Write out, unchanged, every line of the material between the line containing "czechs-point [1031,671,1050,690]" and the line containing "greece-point [139,640,158,659]", inclusive.

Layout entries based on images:
>> START

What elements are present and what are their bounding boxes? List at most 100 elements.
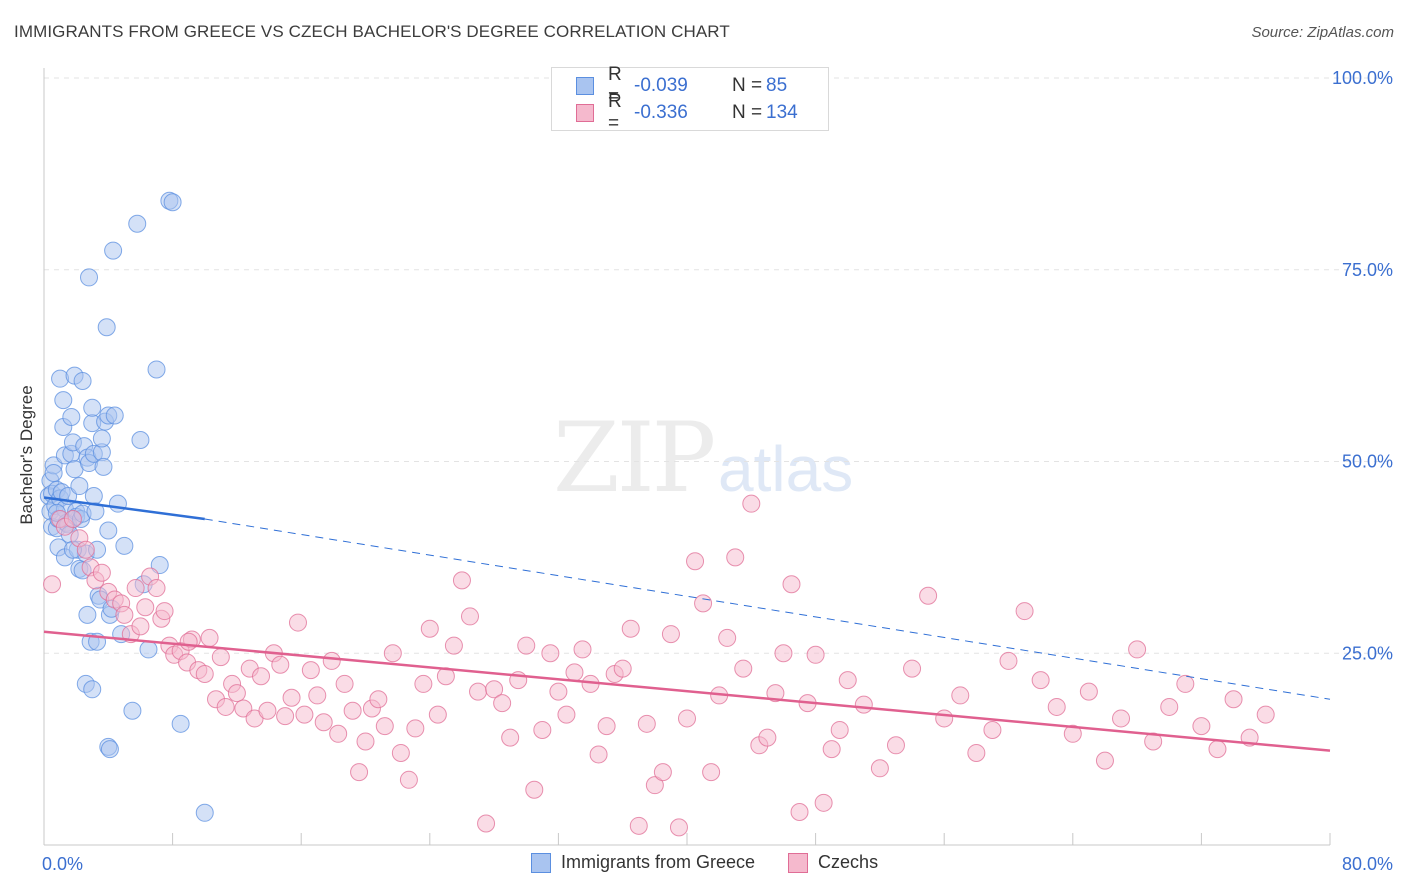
czechs-point [1031,671,1050,690]
greece-point [83,680,102,699]
czechs-point [533,720,552,739]
source-label: Source: ZipAtlas.com [1251,24,1394,41]
czechs-point [613,659,632,678]
czechs-point [661,625,680,644]
greece-legend-swatch [531,852,551,873]
czechs-point [195,664,214,683]
czechs-point [589,745,608,764]
czechs-point [485,680,504,699]
n-label: N = [732,102,763,123]
czechs-point [383,644,402,663]
greece-point [139,640,158,659]
czechs-point [637,714,656,733]
czechs-legend-label: Czechs [818,852,879,872]
czechs-point [308,686,327,705]
czechs-point [718,628,737,647]
greece-point [195,803,214,822]
watermark-atlas: atlas [718,433,854,505]
czechs-point [838,671,857,690]
czechs-point [252,667,271,686]
greece-point [86,502,105,521]
czechs-point [420,619,439,638]
czechs-point [329,724,348,743]
czechs-point [43,575,62,594]
czechs-point [935,709,954,728]
czechs-point [1176,674,1195,693]
czechs-point [460,607,479,626]
czechs-point [806,645,825,664]
greece-point [147,360,166,379]
czechs-point [211,648,230,667]
legend-row-czechs: R = -0.336 N = 134 [576,91,798,134]
greece-point [123,701,142,720]
greece-point [104,241,123,260]
greece-point [108,494,127,513]
czechs-point [350,763,369,782]
greece-point [105,406,124,425]
series-legend: Immigrants from Greece Czechs [531,852,911,873]
czechs-point [597,717,616,736]
czechs-trend-line [43,630,1331,752]
czechs-point [234,699,253,718]
czechs-point [399,770,418,789]
greece-point [83,398,102,417]
czechs-point [1079,682,1098,701]
czechs-point [983,720,1002,739]
greece-point [92,429,111,448]
watermark-zip: ZIP [553,402,716,514]
greece-point [54,391,73,410]
legend-item-czechs[interactable]: Czechs [788,852,878,873]
czechs-point [678,709,696,728]
czechs-point [742,494,761,513]
czechs-point [92,563,111,582]
czechs-point [369,690,388,709]
czechs-point [790,803,809,822]
czechs-point [886,736,905,755]
czechs-point [147,579,166,598]
czechs-point [136,598,155,617]
czechs-point [126,579,145,598]
greece-trend-line [43,496,205,521]
czechs-point [726,548,745,567]
czechs-point [854,695,873,714]
n-value: 85 [766,75,788,96]
czechs-point [63,510,82,529]
czechs-point [1144,732,1163,751]
czechs-point [822,740,841,759]
greece-point [80,268,99,287]
greece-point [163,193,182,212]
greece-point [97,318,116,337]
czechs-point [999,651,1018,670]
greece-point [131,431,150,450]
czechs-point [814,793,833,812]
czechs-point [1128,640,1147,659]
czechs-point [1160,697,1179,716]
x-tick-label: 80.0% [1342,854,1393,874]
czechs-point [444,636,463,655]
r-label: R = [608,91,622,134]
czechs-point [391,743,410,762]
czechs-point [406,719,425,738]
y-tick-label: 50.0% [1342,452,1393,472]
czechs-point [356,732,375,751]
czechs-swatch [576,104,594,122]
czechs-point [258,701,277,720]
czechs-point [653,763,672,782]
czechs-point [1015,602,1034,621]
czechs-point [830,720,849,739]
czechs-point [314,713,333,732]
czechs-point [322,651,341,670]
czechs-point [565,663,584,682]
czechs-point [1208,740,1227,759]
legend-item-greece[interactable]: Immigrants from Greece [531,852,755,873]
czechs-point [343,701,362,720]
czechs-legend-swatch [788,852,809,873]
stats-legend: R = -0.039 N = 85 R = -0.336 N = 134 [551,64,829,134]
czechs-point [702,763,721,782]
greece-point [171,714,190,733]
czechs-point [919,586,938,605]
czechs-point [276,707,295,726]
czechs-point [1256,705,1275,724]
greece-point [115,536,134,555]
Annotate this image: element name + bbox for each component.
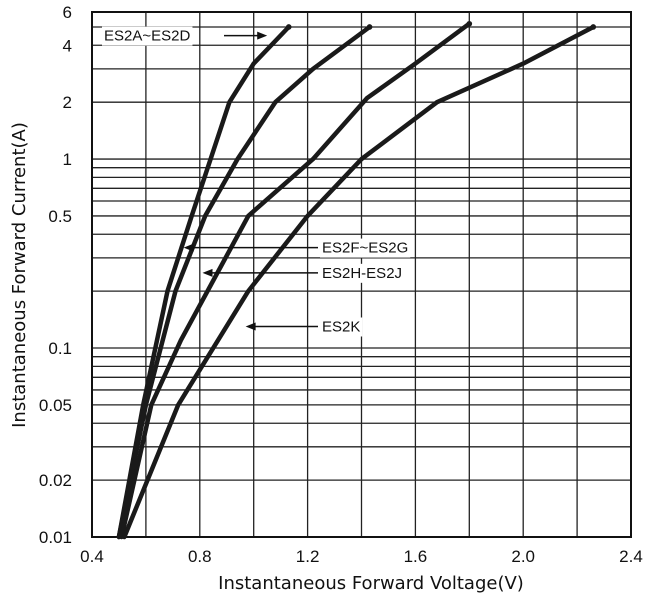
x-tick-label: 0.4 [80,547,104,566]
y-tick-labels: 0.01 0.02 0.05 0.1 0.5 1 2 4 6 [39,3,72,547]
arrowhead [183,243,194,252]
y-tick-label: 2 [63,93,72,112]
x-tick-label: 0.8 [188,547,212,566]
series-line-0 [116,24,291,540]
series-end-dot [590,24,597,30]
x-tick-labels: 0.4 0.8 1.2 1.6 2.0 2.4 [80,547,643,566]
y-tick-label: 0.01 [39,528,72,547]
series-end-dot [366,24,373,30]
annotation-label: ES2A~ES2D [104,28,190,45]
y-tick-label: 0.5 [48,207,72,226]
series-end-dot [466,20,473,27]
annotation-label: ES2F~ES2G [322,240,408,257]
arrowhead [202,268,213,277]
x-tick-label: 2.0 [511,547,535,566]
arrowhead [257,31,268,40]
annotation-label-bg [320,317,363,337]
x-tick-label: 2.4 [619,547,643,566]
arrowhead [245,322,256,331]
y-tick-label: 0.1 [48,339,72,358]
annotation-0: ES2A~ES2D [102,26,268,46]
series-line-3 [122,24,596,540]
annotation-label-bg [320,263,405,283]
y-tick-label: 1 [63,150,72,169]
x-tick-label: 1.2 [296,547,320,566]
annotation-label: ES2K [322,318,360,335]
annotation-3: ES2K [245,317,363,337]
series-lines [116,20,597,540]
y-axis-label: Instantaneous Forward Current(A) [9,122,30,428]
series-line-2 [119,21,472,540]
y-tick-label: 4 [63,36,72,55]
series-line-1 [116,24,372,540]
y-tick-label: 6 [63,3,72,22]
series-end-dot [285,24,292,30]
x-tick-label: 1.6 [404,547,428,566]
annotation-label-bg [102,26,193,46]
y-tick-label: 0.05 [39,396,72,415]
plot-frame [91,11,632,538]
grid [92,12,631,537]
annotations: ES2A~ES2D ES2F~ES2G ES2H-ES2J ES2K [102,26,411,337]
annotation-1: ES2F~ES2G [183,238,411,258]
annotation-2: ES2H-ES2J [202,263,405,283]
annotation-label: ES2H-ES2J [322,265,402,282]
annotation-label-bg [320,238,411,258]
x-axis-label: Instantaneous Forward Voltage(V) [218,573,524,594]
y-tick-label: 0.02 [39,471,72,490]
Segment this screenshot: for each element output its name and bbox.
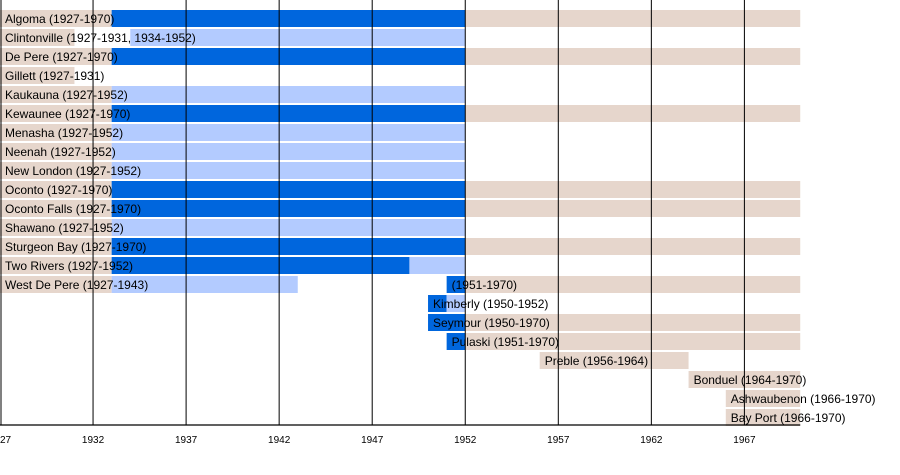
row-label: Oconto (1927-1970) (5, 183, 112, 197)
bar-segment (446, 276, 466, 293)
bar-segment (0, 181, 112, 198)
bar-segment (465, 333, 801, 350)
row-label: New London (1927-1952) (5, 164, 141, 178)
bar-segment (465, 314, 801, 331)
bar-segment (111, 10, 466, 27)
x-tick-label: 1947 (361, 435, 384, 446)
bar-segment (465, 105, 801, 122)
bar-segment (0, 29, 75, 46)
bar-segment (0, 162, 112, 179)
bar-segment (446, 333, 466, 350)
bar-segment (111, 143, 466, 160)
row-label: Clintonville (1927-1931, 1934-1952) (5, 31, 196, 45)
row-label: Sturgeon Bay (1927-1970) (5, 240, 146, 254)
bar-segment (446, 295, 466, 312)
x-tick-label: 1952 (454, 435, 477, 446)
bar-segment (0, 219, 112, 236)
row-label: Bonduel (1964-1970) (694, 373, 807, 387)
bar-segment (465, 48, 801, 65)
bar-segment (409, 257, 466, 274)
bar-segment (0, 105, 112, 122)
row-label: Kewaunee (1927-1970) (5, 107, 130, 121)
bar-segment (465, 200, 801, 217)
bar-segment (111, 86, 466, 103)
row-label: Ashwaubenon (1966-1970) (731, 392, 876, 406)
grid-layer (0, 0, 745, 425)
x-tick-label: 1932 (82, 435, 105, 446)
row-label: Shawano (1927-1952) (5, 221, 124, 235)
bar-segment (111, 219, 466, 236)
x-tick-label: 1957 (547, 435, 570, 446)
row-label: Pulaski (1951-1970) (452, 335, 559, 349)
row-label: Algoma (1927-1970) (5, 12, 114, 26)
row-label: Neenah (1927-1952) (5, 145, 116, 159)
bar-segment (465, 10, 801, 27)
bar-segment (428, 295, 447, 312)
bar-segment (111, 124, 466, 141)
bar-segment (0, 124, 112, 141)
row-label: West De Pere (1927-1943) (5, 278, 148, 292)
bar-segment (0, 48, 112, 65)
row-label: Oconto Falls (1927-1970) (5, 202, 141, 216)
bar-segment (130, 29, 466, 46)
bar-segment (111, 162, 466, 179)
bar-segment (0, 67, 75, 84)
bar-segment (111, 105, 466, 122)
row-label: Seymour (1950-1970) (433, 316, 550, 330)
bar-segment (465, 181, 801, 198)
bar-segment (465, 238, 801, 255)
bar-segment (111, 48, 466, 65)
row-label: De Pere (1927-1970) (5, 50, 118, 64)
x-tick-label: 1937 (175, 435, 198, 446)
bar-segment (0, 276, 112, 293)
bar-segment (111, 238, 466, 255)
bar-segment (0, 200, 112, 217)
bar-segment (0, 143, 112, 160)
bar-segment (0, 238, 112, 255)
x-tick-label: 1962 (640, 435, 663, 446)
row-label: Menasha (1927-1952) (5, 126, 123, 140)
bar-segment (428, 314, 466, 331)
bar-segment (0, 10, 112, 27)
bar-segment (0, 257, 112, 274)
x-tick-label: 1967 (733, 435, 756, 446)
row-label: (1951-1970) (452, 278, 517, 292)
bar-segment (0, 86, 112, 103)
x-tick-label: 1927 (0, 435, 12, 446)
bar-segment (111, 257, 410, 274)
labels-layer: Algoma (1927-1970) Clintonville (1927-193… (5, 12, 876, 425)
bars-layer (0, 10, 801, 426)
bar-segment (111, 181, 466, 198)
row-label: Kaukauna (1927-1952) (5, 88, 128, 102)
x-axis: 1927 1932 1937 1942 1947 1952 1957 1962 1967 (0, 424, 801, 446)
x-tick-label: 1942 (268, 435, 291, 446)
bar-segment (111, 276, 298, 293)
row-label: Two Rivers (1927-1952) (5, 259, 133, 273)
row-label: Bay Port (1966-1970) (731, 411, 846, 425)
row-label: Gillett (1927-1931) (5, 69, 104, 83)
row-label: Kimberly (1950-1952) (433, 297, 548, 311)
row-label: Preble (1956-1964) (545, 354, 648, 368)
bar-segment (465, 276, 801, 293)
bar-segment (111, 200, 466, 217)
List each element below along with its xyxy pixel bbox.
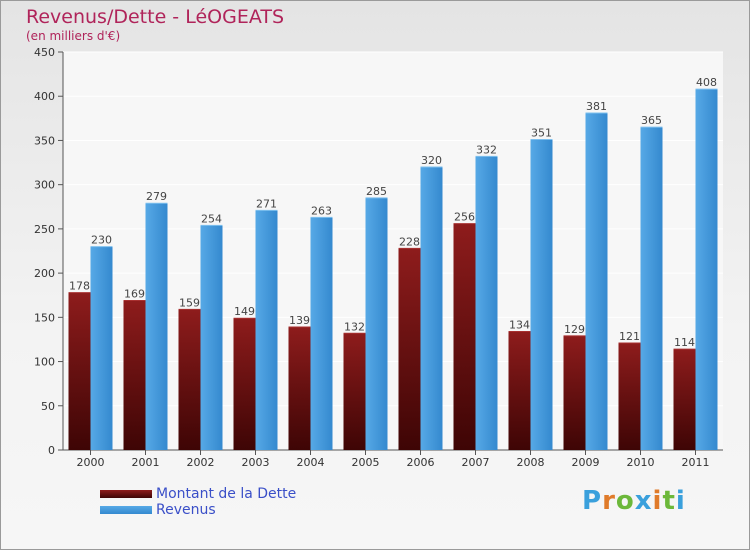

>> END

▶ [Final result]:
czechs-point [1031,671,1050,690]
greece-point [83,680,102,699]
czechs-point [533,720,552,739]
source-label: Source: ZipAtlas.com [1251,24,1394,41]
czechs-point [613,659,632,678]
czechs-point [661,625,680,644]
greece-legend-swatch [531,852,551,873]
czechs-point [195,664,214,683]
czechs-point [589,745,608,764]
czechs-point [485,680,504,699]
n-label: N = [732,102,763,123]
czechs-point [383,644,402,663]
greece-point [139,640,158,659]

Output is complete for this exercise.